## Goal
Below is a set of records; print all of them exactly as written.

## Task data
----------------------------------------

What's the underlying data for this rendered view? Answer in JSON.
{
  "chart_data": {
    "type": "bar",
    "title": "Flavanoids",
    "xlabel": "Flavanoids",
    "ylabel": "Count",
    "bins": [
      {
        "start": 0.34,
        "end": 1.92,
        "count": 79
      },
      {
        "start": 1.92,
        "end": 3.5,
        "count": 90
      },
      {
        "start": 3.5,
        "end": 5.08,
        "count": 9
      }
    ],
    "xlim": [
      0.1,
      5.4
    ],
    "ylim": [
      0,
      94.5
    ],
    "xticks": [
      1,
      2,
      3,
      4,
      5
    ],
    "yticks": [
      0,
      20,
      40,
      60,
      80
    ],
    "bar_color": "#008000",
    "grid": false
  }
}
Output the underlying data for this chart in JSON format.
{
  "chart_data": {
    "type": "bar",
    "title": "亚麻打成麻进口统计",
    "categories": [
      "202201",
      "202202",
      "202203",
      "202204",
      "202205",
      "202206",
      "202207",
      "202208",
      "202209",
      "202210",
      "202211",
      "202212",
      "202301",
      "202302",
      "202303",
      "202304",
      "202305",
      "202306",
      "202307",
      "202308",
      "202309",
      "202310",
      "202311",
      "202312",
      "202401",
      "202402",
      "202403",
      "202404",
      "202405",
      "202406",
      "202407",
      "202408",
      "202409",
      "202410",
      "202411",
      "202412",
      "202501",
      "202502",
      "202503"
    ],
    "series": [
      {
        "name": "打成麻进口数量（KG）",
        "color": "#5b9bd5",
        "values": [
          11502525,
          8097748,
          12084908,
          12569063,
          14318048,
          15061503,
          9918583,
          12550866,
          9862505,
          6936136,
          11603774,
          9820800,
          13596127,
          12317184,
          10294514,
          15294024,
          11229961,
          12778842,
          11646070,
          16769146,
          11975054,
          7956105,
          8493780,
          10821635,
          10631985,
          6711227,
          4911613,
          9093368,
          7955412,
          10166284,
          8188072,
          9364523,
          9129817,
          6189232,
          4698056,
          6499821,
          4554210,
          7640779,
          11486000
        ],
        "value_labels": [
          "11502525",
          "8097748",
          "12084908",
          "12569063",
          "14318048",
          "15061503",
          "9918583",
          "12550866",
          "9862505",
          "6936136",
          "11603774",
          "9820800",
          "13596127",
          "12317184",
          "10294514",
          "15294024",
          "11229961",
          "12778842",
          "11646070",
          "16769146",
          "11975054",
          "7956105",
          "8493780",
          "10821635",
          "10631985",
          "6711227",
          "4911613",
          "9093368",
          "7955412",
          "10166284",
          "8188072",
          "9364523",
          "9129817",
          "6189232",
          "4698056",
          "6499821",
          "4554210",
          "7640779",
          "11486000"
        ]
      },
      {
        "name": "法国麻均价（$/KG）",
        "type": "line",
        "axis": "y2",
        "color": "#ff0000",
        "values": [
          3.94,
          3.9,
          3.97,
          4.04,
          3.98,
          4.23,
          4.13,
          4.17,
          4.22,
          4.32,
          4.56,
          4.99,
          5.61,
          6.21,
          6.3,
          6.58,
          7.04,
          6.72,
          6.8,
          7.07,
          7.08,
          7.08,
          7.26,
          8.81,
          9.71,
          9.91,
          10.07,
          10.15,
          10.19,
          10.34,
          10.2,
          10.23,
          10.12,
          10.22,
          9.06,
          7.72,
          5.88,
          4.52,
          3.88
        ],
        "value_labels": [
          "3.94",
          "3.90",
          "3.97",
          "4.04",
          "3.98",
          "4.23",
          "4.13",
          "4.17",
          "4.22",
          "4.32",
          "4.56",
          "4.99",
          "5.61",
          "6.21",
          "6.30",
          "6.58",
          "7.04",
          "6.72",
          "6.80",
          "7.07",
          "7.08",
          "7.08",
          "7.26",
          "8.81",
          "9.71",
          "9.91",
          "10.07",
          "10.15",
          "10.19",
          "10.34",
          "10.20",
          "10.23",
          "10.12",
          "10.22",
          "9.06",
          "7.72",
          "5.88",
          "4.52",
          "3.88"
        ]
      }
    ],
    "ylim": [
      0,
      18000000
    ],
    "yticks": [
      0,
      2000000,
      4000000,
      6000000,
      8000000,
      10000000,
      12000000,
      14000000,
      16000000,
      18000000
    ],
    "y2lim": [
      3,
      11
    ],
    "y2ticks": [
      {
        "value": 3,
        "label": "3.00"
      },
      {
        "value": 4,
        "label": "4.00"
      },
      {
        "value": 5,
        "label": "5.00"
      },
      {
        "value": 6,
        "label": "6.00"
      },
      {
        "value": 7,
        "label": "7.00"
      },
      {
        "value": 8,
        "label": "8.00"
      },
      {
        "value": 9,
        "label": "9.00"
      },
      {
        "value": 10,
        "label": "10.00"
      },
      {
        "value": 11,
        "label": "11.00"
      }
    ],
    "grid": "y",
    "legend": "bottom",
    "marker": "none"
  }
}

----------------------------------------

## Result
What's the underlying data for this rendered view? Answer in JSON.
{
  "chart_data": {
    "type": "bar",
    "title": "Flavanoids",
    "xlabel": "Flavanoids",
    "ylabel": "Count",
    "bins": [
      {
        "start": 0.34,
        "end": 1.92,
        "count": 79
      },
      {
        "start": 1.92,
        "end": 3.5,
        "count": 90
      },
      {
        "start": 3.5,
        "end": 5.08,
        "count": 9
      }
    ],
    "xlim": [
      0.1,
      5.4
    ],
    "ylim": [
      0,
      94.5
    ],
    "xticks": [
      1,
      2,
      3,
      4,
      5
    ],
    "yticks": [
      0,
      20,
      40,
      60,
      80
    ],
    "bar_color": "#008000",
    "grid": false
  }
}
Output the underlying data for this chart in JSON format.
{
  "chart_data": {
    "type": "bar",
    "title": "亚麻打成麻进口统计",
    "categories": [
      "202201",
      "202202",
      "202203",
      "202204",
      "202205",
      "202206",
      "202207",
      "202208",
      "202209",
      "202210",
      "202211",
      "202212",
      "202301",
      "202302",
      "202303",
      "202304",
      "202305",
      "202306",
      "202307",
      "202308",
      "202309",
      "202310",
      "202311",
      "202312",
      "202401",
      "202402",
      "202403",
      "202404",
      "202405",
      "202406",
      "202407",
      "202408",
      "202409",
      "202410",
      "202411",
      "202412",
      "202501",
      "202502",
      "202503"
    ],
    "series": [
      {
        "name": "打成麻进口数量（KG）",
        "color": "#5b9bd5",
        "values": [
          11502525,
          8097748,
          12084908,
          12569063,
          14318048,
          15061503,
          9918583,
          12550866,
          9862505,
          6936136,
          11603774,
          9820800,
          13596127,
          12317184,
          10294514,
          15294024,
          11229961,
          12778842,
          11646070,
          16769146,
          11975054,
          7956105,
          8493780,
          10821635,
          10631985,
          6711227,
          4911613,
          9093368,
          7955412,
          10166284,
          8188072,
          9364523,
          9129817,
          6189232,
          4698056,
          6499821,
          4554210,
          7640779,
          11486000
        ],
        "value_labels": [
          "11502525",
          "8097748",
          "12084908",
          "12569063",
          "14318048",
          "15061503",
          "9918583",
          "12550866",
          "9862505",
          "6936136",
          "11603774",
          "9820800",
          "13596127",
          "12317184",
          "10294514",
          "15294024",
          "11229961",
          "12778842",
          "11646070",
          "16769146",
          "11975054",
          "7956105",
          "8493780",
          "10821635",
          "10631985",
          "6711227",
          "4911613",
          "9093368",
          "7955412",
          "10166284",
          "8188072",
          "9364523",
          "9129817",
          "6189232",
          "4698056",
          "6499821",
          "4554210",
          "7640779",
          "11486000"
        ]
      },
      {
        "name": "法国麻均价（$/KG）",
        "type": "line",
        "axis": "y2",
        "color": "#ff0000",
        "values": [
          3.94,
          3.9,
          3.97,
          4.04,
          3.98,
          4.23,
          4.13,
          4.17,
          4.22,
          4.32,
          4.56,
          4.99,
          5.61,
          6.21,
          6.3,
          6.58,
          7.04,
          6.72,
          6.8,
          7.07,
          7.08,
          7.08,
          7.26,
          8.81,
          9.71,
          9.91,
          10.07,
          10.15,
          10.19,
          10.34,
          10.2,
          10.23,
          10.12,
          10.22,
          9.06,
          7.72,
          5.88,
          4.52,
          3.88
        ],
        "value_labels": [
          "3.94",
          "3.90",
          "3.97",
          "4.04",
          "3.98",
          "4.23",
          "4.13",
          "4.17",
          "4.22",
          "4.32",
          "4.56",
          "4.99",
          "5.61",
          "6.21",
          "6.30",
          "6.58",
          "7.04",
          "6.72",
          "6.80",
          "7.07",
          "7.08",
          "7.08",
          "7.26",
          "8.81",
          "9.71",
          "9.91",
          "10.07",
          "10.15",
          "10.19",
          "10.34",
          "10.20",
          "10.23",
          "10.12",
          "10.22",
          "9.06",
          "7.72",
          "5.88",
          "4.52",
          "3.88"
        ]
      }
    ],
    "ylim": [
      0,
      18000000
    ],
    "yticks": [
      0,
      2000000,
      4000000,
      6000000,
      8000000,
      10000000,
      12000000,
      14000000,
      16000000,
      18000000
    ],
    "y2lim": [
      3,
      11
    ],
    "y2ticks": [
      {
        "value": 3,
        "label": "3.00"
      },
      {
        "value": 4,
        "label": "4.00"
      },
      {
        "value": 5,
        "label": "5.00"
      },
      {
        "value": 6,
        "label": "6.00"
      },
      {
        "value": 7,
        "label": "7.00"
      },
      {
        "value": 8,
        "label": "8.00"
      },
      {
        "value": 9,
        "label": "9.00"
      },
      {
        "value": 10,
        "label": "10.00"
      },
      {
        "value": 11,
        "label": "11.00"
      }
    ],
    "grid": "y",
    "legend": "bottom",
    "marker": "none"
  }
}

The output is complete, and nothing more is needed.